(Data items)

+ + + + + + +

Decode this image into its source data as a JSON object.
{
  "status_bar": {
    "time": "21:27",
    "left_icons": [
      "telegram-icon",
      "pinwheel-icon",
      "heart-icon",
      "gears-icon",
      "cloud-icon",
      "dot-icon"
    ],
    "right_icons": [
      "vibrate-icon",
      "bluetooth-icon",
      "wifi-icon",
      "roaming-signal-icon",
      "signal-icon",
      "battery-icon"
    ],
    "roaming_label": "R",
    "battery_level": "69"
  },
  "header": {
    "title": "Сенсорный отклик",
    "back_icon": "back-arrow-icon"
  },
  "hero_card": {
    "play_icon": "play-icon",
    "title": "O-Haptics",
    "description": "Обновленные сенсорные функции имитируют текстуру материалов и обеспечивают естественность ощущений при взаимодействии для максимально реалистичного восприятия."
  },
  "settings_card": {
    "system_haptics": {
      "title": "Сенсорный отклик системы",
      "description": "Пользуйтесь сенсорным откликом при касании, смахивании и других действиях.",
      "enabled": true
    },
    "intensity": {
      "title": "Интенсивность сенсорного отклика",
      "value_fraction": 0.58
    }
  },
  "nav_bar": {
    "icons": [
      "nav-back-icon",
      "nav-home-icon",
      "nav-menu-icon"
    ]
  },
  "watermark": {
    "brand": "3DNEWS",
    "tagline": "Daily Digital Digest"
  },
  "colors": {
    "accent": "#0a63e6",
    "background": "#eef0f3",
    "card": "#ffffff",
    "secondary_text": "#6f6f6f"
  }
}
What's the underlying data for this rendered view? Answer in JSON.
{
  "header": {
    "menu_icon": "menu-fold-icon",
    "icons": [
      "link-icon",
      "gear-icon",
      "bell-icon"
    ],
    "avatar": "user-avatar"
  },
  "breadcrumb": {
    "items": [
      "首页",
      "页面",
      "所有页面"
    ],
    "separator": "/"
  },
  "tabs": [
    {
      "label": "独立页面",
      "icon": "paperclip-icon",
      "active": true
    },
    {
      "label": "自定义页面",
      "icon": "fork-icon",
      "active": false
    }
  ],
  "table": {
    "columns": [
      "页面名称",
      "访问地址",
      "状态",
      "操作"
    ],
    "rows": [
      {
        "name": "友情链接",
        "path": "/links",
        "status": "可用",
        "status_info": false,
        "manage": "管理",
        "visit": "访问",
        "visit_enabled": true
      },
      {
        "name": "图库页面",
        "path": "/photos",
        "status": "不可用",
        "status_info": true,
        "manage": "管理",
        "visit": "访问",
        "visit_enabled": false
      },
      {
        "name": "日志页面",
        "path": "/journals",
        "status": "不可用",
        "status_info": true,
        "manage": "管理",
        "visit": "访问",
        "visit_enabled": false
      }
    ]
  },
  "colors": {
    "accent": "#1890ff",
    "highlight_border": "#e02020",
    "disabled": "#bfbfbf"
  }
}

+ + + + + + +

**Work instructions**:
Each record should come back exactly as written.

**Answer to the problem**:
Decode this image into its source data as a JSON object.
{
  "status_bar": {
    "time": "21:27",
    "left_icons": [
      "telegram-icon",
      "pinwheel-icon",
      "heart-icon",
      "gears-icon",
      "cloud-icon",
      "dot-icon"
    ],
    "right_icons": [
      "vibrate-icon",
      "bluetooth-icon",
      "wifi-icon",
      "roaming-signal-icon",
      "signal-icon",
      "battery-icon"
    ],
    "roaming_label": "R",
    "battery_level": "69"
  },
  "header": {
    "title": "Сенсорный отклик",
    "back_icon": "back-arrow-icon"
  },
  "hero_card": {
    "play_icon": "play-icon",
    "title": "O-Haptics",
    "description": "Обновленные сенсорные функции имитируют текстуру материалов и обеспечивают естественность ощущений при взаимодействии для максимально реалистичного восприятия."
  },
  "settings_card": {
    "system_haptics": {
      "title": "Сенсорный отклик системы",
      "description": "Пользуйтесь сенсорным откликом при касании, смахивании и других действиях.",
      "enabled": true
    },
    "intensity": {
      "title": "Интенсивность сенсорного отклика",
      "value_fraction": 0.58
    }
  },
  "nav_bar": {
    "icons": [
      "nav-back-icon",
      "nav-home-icon",
      "nav-menu-icon"
    ]
  },
  "watermark": {
    "brand": "3DNEWS",
    "tagline": "Daily Digital Digest"
  },
  "colors": {
    "accent": "#0a63e6",
    "background": "#eef0f3",
    "card": "#ffffff",
    "secondary_text": "#6f6f6f"
  }
}
What's the underlying data for this rendered view? Answer in JSON.
{
  "header": {
    "menu_icon": "menu-fold-icon",
    "icons": [
      "link-icon",
      "gear-icon",
      "bell-icon"
    ],
    "avatar": "user-avatar"
  },
  "breadcrumb": {
    "items": [
      "首页",
      "页面",
      "所有页面"
    ],
    "separator": "/"
  },
  "tabs": [
    {
      "label": "独立页面",
      "icon": "paperclip-icon",
      "active": true
    },
    {
      "label": "自定义页面",
      "icon": "fork-icon",
      "active": false
    }
  ],
  "table": {
    "columns": [
      "页面名称",
      "访问地址",
      "状态",
      "操作"
    ],
    "rows": [
      {
        "name": "友情链接",
        "path": "/links",
        "status": "可用",
        "status_info": false,
        "manage": "管理",
        "visit": "访问",
        "visit_enabled": true
      },
      {
        "name": "图库页面",
        "path": "/photos",
        "status": "不可用",
        "status_info": true,
        "manage": "管理",
        "visit": "访问",
        "visit_enabled": false
      },
      {
        "name": "日志页面",
        "path": "/journals",
        "status": "不可用",
        "status_info": true,
        "manage": "管理",
        "visit": "访问",
        "visit_enabled": false
      }
    ]
  },
  "colors": {
    "accent": "#1890ff",
    "highlight_border": "#e02020",
    "disabled": "#bfbfbf"
  }
}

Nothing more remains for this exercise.